Start of Records for processing

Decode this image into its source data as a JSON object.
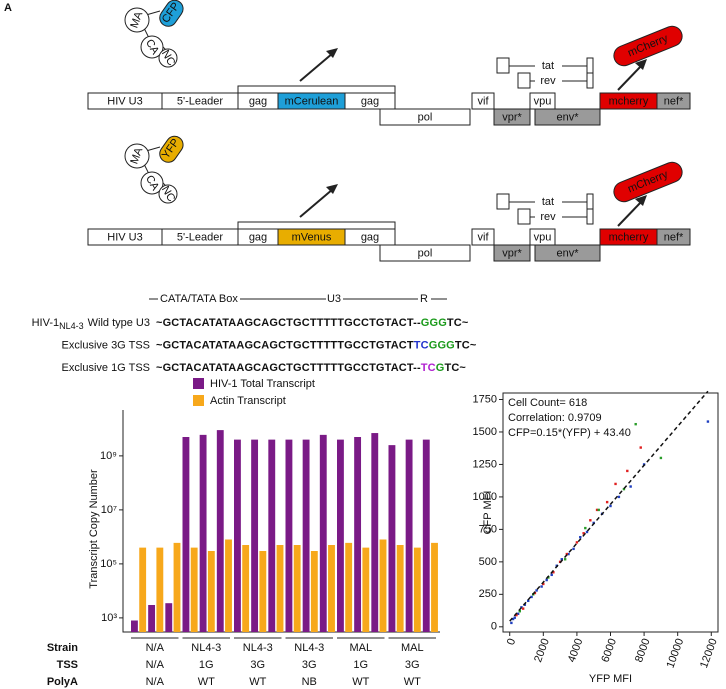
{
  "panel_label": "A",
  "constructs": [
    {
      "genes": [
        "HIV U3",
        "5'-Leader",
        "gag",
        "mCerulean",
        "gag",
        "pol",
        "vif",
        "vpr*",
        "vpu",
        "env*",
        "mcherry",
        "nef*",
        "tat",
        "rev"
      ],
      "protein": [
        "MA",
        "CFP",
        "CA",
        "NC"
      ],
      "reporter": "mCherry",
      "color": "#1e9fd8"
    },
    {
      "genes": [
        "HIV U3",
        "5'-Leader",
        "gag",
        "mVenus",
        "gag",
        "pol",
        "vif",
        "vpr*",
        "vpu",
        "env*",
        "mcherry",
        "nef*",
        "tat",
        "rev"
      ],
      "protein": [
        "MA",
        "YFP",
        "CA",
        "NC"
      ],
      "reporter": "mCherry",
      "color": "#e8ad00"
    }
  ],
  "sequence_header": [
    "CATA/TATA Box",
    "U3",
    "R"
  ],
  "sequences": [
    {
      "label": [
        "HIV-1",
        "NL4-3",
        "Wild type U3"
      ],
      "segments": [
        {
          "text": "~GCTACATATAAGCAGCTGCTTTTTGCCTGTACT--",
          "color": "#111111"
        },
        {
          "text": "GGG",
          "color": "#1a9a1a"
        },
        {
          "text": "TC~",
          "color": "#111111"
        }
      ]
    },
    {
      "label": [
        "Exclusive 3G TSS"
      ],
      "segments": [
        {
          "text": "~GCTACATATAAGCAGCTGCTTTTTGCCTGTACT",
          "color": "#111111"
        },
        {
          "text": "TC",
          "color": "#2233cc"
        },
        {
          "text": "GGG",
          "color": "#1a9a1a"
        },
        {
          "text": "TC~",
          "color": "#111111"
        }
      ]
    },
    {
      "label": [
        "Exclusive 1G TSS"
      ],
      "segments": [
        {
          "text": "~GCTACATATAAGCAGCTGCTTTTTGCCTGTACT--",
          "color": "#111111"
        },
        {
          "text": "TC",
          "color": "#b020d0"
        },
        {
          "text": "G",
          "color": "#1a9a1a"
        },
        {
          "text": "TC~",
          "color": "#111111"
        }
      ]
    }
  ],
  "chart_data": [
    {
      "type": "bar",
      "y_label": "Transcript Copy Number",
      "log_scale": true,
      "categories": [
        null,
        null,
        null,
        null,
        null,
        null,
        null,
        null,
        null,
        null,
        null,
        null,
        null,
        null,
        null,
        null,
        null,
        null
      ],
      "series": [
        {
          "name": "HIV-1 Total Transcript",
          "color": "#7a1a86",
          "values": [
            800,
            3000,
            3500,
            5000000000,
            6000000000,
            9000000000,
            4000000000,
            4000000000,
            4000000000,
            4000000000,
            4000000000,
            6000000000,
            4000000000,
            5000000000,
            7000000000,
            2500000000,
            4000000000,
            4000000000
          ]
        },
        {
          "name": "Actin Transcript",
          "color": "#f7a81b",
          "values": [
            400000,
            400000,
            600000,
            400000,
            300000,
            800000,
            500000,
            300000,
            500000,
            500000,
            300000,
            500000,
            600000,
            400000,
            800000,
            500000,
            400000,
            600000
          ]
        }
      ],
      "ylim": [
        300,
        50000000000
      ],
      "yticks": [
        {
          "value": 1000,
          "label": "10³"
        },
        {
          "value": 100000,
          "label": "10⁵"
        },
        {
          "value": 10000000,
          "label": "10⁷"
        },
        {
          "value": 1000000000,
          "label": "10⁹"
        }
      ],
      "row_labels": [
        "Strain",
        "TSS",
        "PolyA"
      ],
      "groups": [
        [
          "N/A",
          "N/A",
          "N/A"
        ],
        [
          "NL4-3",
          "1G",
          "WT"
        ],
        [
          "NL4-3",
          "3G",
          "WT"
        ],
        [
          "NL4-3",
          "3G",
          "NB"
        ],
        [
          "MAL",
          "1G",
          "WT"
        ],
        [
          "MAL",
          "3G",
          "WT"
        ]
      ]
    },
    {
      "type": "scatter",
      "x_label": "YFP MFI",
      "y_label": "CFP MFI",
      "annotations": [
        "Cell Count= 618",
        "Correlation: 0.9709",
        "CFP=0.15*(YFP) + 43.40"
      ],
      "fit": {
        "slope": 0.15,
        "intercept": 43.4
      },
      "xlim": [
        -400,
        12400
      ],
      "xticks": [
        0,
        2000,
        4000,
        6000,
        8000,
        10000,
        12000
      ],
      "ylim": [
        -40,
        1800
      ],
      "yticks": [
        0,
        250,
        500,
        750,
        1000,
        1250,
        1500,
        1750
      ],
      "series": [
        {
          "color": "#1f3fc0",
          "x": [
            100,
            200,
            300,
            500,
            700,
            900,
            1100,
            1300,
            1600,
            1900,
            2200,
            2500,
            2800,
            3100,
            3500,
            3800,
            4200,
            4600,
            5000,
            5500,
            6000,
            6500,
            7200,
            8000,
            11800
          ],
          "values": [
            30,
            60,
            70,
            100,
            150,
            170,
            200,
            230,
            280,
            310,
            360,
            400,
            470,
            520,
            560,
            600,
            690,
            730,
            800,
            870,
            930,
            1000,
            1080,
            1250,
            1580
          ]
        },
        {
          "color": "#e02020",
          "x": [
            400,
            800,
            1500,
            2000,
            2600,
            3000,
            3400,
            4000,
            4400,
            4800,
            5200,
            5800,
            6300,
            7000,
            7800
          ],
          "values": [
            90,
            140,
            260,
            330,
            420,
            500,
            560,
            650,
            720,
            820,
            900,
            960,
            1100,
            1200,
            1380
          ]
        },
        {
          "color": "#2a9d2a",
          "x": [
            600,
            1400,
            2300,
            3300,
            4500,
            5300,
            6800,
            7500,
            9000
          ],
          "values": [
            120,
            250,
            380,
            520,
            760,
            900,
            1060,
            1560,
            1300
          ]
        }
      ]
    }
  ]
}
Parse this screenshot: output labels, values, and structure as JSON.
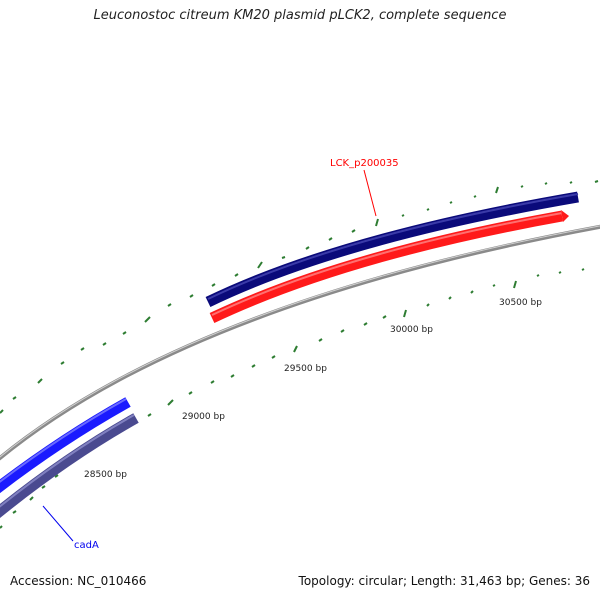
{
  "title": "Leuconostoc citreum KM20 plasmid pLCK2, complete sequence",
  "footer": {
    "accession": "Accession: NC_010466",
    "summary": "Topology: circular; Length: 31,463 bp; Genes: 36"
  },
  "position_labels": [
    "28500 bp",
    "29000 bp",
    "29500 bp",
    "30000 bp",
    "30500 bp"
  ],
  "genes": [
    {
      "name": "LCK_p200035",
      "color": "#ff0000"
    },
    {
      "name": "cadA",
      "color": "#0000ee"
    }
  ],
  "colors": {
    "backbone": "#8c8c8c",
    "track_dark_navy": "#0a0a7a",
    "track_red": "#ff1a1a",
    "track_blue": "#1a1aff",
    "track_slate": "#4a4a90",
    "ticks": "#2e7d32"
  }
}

End of Records for processing

Problem to solve: Please restate word for word the lines above, starting with the line that holds "Parse this screenshot: output" and ending with the final line of the records, while leaving out pictures.

Answer space:
Parse this screenshot: output labels, values, and structure as JSON.
{
  "title": "Leuconostoc citreum KM20 plasmid pLCK2, complete sequence",
  "footer": {
    "accession": "Accession: NC_010466",
    "summary": "Topology: circular; Length: 31,463 bp; Genes: 36"
  },
  "position_labels": [
    "28500 bp",
    "29000 bp",
    "29500 bp",
    "30000 bp",
    "30500 bp"
  ],
  "genes": [
    {
      "name": "LCK_p200035",
      "color": "#ff0000"
    },
    {
      "name": "cadA",
      "color": "#0000ee"
    }
  ],
  "colors": {
    "backbone": "#8c8c8c",
    "track_dark_navy": "#0a0a7a",
    "track_red": "#ff1a1a",
    "track_blue": "#1a1aff",
    "track_slate": "#4a4a90",
    "ticks": "#2e7d32"
  }
}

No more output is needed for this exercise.